### INSTRUCTIONS TO FOLLOW
Copy the lines of the items below without any changes.

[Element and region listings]
※ ※ ※
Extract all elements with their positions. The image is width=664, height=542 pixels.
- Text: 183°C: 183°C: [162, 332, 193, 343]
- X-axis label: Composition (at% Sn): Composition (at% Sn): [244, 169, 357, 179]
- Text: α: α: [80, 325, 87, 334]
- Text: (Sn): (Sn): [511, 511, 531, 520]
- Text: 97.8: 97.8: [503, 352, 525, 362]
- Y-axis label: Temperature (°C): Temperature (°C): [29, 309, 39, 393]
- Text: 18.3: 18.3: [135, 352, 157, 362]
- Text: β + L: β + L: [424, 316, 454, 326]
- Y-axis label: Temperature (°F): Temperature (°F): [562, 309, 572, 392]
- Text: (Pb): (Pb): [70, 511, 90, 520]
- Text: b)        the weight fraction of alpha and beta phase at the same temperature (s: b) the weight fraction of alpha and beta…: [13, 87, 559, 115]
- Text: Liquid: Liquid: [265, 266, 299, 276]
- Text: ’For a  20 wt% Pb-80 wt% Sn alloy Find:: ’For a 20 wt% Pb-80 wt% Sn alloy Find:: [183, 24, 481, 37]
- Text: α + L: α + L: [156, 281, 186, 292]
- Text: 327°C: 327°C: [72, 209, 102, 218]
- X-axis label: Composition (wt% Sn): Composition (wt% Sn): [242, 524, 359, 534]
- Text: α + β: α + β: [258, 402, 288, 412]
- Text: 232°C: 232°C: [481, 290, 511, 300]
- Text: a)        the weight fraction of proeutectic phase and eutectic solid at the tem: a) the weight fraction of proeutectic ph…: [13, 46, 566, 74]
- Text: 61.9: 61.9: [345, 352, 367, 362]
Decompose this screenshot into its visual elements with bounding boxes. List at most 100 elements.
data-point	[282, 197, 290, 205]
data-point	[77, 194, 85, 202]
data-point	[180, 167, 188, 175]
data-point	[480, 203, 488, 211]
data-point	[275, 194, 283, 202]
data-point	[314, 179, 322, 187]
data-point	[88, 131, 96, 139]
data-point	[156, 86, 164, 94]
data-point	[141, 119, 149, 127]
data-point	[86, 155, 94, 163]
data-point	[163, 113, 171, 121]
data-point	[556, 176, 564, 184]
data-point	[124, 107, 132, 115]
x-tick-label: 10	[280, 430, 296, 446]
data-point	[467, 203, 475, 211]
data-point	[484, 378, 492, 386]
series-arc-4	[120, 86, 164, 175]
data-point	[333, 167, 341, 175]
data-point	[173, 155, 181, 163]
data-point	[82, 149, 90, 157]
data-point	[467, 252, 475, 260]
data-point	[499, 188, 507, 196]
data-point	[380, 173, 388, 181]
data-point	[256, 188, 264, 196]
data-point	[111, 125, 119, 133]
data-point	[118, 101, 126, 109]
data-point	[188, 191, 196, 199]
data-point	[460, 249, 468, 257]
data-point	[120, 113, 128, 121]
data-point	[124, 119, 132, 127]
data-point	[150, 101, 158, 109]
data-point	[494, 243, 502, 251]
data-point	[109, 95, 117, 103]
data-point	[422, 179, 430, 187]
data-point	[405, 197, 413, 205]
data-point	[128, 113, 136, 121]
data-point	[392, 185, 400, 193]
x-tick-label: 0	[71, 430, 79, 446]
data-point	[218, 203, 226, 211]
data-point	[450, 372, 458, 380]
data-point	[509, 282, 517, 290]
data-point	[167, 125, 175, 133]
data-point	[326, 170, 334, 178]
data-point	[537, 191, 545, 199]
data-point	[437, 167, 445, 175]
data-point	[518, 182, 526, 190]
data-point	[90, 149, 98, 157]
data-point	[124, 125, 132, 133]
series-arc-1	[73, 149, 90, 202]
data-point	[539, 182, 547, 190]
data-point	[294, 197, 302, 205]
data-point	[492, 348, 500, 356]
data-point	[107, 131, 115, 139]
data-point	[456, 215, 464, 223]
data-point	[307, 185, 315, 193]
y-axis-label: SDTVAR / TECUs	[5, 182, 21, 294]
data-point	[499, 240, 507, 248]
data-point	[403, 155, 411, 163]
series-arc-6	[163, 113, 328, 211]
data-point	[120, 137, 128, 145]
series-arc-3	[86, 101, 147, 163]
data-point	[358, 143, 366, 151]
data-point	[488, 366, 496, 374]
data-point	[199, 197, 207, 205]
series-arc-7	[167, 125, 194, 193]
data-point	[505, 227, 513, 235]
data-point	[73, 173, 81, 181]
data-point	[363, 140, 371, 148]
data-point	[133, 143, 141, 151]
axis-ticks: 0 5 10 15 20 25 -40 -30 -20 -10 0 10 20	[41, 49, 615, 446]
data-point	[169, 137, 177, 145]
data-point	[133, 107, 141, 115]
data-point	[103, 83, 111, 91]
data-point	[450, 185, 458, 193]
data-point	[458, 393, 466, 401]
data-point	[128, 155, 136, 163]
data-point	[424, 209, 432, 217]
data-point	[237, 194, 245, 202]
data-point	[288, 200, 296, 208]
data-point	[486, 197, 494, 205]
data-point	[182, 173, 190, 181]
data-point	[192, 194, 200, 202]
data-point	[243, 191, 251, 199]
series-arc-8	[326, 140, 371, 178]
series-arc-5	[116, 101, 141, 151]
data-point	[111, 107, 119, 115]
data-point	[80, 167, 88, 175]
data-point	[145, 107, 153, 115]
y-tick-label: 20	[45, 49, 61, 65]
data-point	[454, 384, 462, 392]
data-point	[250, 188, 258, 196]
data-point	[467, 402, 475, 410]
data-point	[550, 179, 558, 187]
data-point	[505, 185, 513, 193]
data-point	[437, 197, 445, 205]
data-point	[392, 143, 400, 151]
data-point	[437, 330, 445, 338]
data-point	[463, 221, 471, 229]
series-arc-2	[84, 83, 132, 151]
※ ※ ※
### CORRECT RESULT
Extract all elements with their positions. The image is width=664, height=542 pixels.
- Text: 183°C: 183°C: [162, 332, 193, 343]
- X-axis label: Composition (at% Sn): Composition (at% Sn): [244, 169, 357, 179]
- Text: α: α: [80, 325, 87, 334]
- Text: (Sn): (Sn): [511, 511, 531, 520]
- Text: 97.8: 97.8: [503, 352, 525, 362]
- Y-axis label: Temperature (°C): Temperature (°C): [29, 309, 39, 393]
- Text: 18.3: 18.3: [135, 352, 157, 362]
- Text: β + L: β + L: [424, 316, 454, 326]
- Y-axis label: Temperature (°F): Temperature (°F): [562, 309, 572, 392]
- Text: (Pb): (Pb): [70, 511, 90, 520]
- Text: b)        the weight fraction of alpha and beta phase at the same temperature (s: b) the weight fraction of alpha and beta…: [13, 87, 559, 115]
- Text: Liquid: Liquid: [265, 266, 299, 276]
- Text: ’For a  20 wt% Pb-80 wt% Sn alloy Find:: ’For a 20 wt% Pb-80 wt% Sn alloy Find:: [183, 24, 481, 37]
- Text: α + L: α + L: [156, 281, 186, 292]
- Text: 327°C: 327°C: [72, 209, 102, 218]
- X-axis label: Composition (wt% Sn): Composition (wt% Sn): [242, 524, 359, 534]
- Text: α + β: α + β: [258, 402, 288, 412]
- Text: 232°C: 232°C: [481, 290, 511, 300]
- Text: a)        the weight fraction of proeutectic phase and eutectic solid at the tem: a) the weight fraction of proeutectic ph…: [13, 46, 566, 74]
- Text: 61.9: 61.9: [345, 352, 367, 362]
Decompose this screenshot into its visual elements with bounding boxes. List at most 100 elements.
data-point	[282, 197, 290, 205]
data-point	[77, 194, 85, 202]
data-point	[180, 167, 188, 175]
data-point	[480, 203, 488, 211]
data-point	[275, 194, 283, 202]
data-point	[314, 179, 322, 187]
data-point	[88, 131, 96, 139]
data-point	[156, 86, 164, 94]
data-point	[141, 119, 149, 127]
data-point	[86, 155, 94, 163]
data-point	[163, 113, 171, 121]
data-point	[556, 176, 564, 184]
data-point	[124, 107, 132, 115]
x-tick-label: 10	[280, 430, 296, 446]
data-point	[467, 203, 475, 211]
data-point	[484, 378, 492, 386]
series-arc-4	[120, 86, 164, 175]
data-point	[333, 167, 341, 175]
data-point	[173, 155, 181, 163]
data-point	[82, 149, 90, 157]
data-point	[467, 252, 475, 260]
data-point	[499, 188, 507, 196]
data-point	[380, 173, 388, 181]
data-point	[256, 188, 264, 196]
data-point	[111, 125, 119, 133]
data-point	[118, 101, 126, 109]
data-point	[188, 191, 196, 199]
data-point	[460, 249, 468, 257]
data-point	[120, 113, 128, 121]
data-point	[124, 119, 132, 127]
data-point	[150, 101, 158, 109]
data-point	[494, 243, 502, 251]
data-point	[109, 95, 117, 103]
data-point	[422, 179, 430, 187]
data-point	[405, 197, 413, 205]
data-point	[128, 113, 136, 121]
data-point	[392, 185, 400, 193]
x-tick-label: 0	[71, 430, 79, 446]
data-point	[218, 203, 226, 211]
data-point	[450, 372, 458, 380]
data-point	[509, 282, 517, 290]
data-point	[167, 125, 175, 133]
data-point	[326, 170, 334, 178]
data-point	[537, 191, 545, 199]
data-point	[437, 167, 445, 175]
data-point	[518, 182, 526, 190]
data-point	[90, 149, 98, 157]
data-point	[124, 125, 132, 133]
series-arc-1	[73, 149, 90, 202]
data-point	[539, 182, 547, 190]
data-point	[294, 197, 302, 205]
data-point	[492, 348, 500, 356]
data-point	[107, 131, 115, 139]
data-point	[456, 215, 464, 223]
data-point	[307, 185, 315, 193]
y-axis-label: SDTVAR / TECUs	[5, 182, 21, 294]
data-point	[499, 240, 507, 248]
data-point	[403, 155, 411, 163]
series-arc-6	[163, 113, 328, 211]
data-point	[120, 137, 128, 145]
series-arc-3	[86, 101, 147, 163]
data-point	[358, 143, 366, 151]
data-point	[488, 366, 496, 374]
data-point	[199, 197, 207, 205]
series-arc-7	[167, 125, 194, 193]
data-point	[505, 227, 513, 235]
data-point	[73, 173, 81, 181]
data-point	[363, 140, 371, 148]
data-point	[133, 143, 141, 151]
axis-ticks: 0 5 10 15 20 25 -40 -30 -20 -10 0 10 20	[41, 49, 615, 446]
data-point	[169, 137, 177, 145]
data-point	[133, 107, 141, 115]
data-point	[103, 83, 111, 91]
data-point	[450, 185, 458, 193]
data-point	[458, 393, 466, 401]
data-point	[128, 155, 136, 163]
data-point	[424, 209, 432, 217]
data-point	[237, 194, 245, 202]
data-point	[288, 200, 296, 208]
data-point	[486, 197, 494, 205]
data-point	[182, 173, 190, 181]
data-point	[192, 194, 200, 202]
data-point	[243, 191, 251, 199]
series-arc-8	[326, 140, 371, 178]
series-arc-5	[116, 101, 141, 151]
data-point	[111, 107, 119, 115]
data-point	[80, 167, 88, 175]
data-point	[145, 107, 153, 115]
y-tick-label: 20	[45, 49, 61, 65]
data-point	[454, 384, 462, 392]
data-point	[250, 188, 258, 196]
data-point	[467, 402, 475, 410]
data-point	[550, 179, 558, 187]
data-point	[505, 185, 513, 193]
data-point	[437, 197, 445, 205]
data-point	[392, 143, 400, 151]
data-point	[437, 330, 445, 338]
data-point	[463, 221, 471, 229]
series-arc-2	[84, 83, 132, 151]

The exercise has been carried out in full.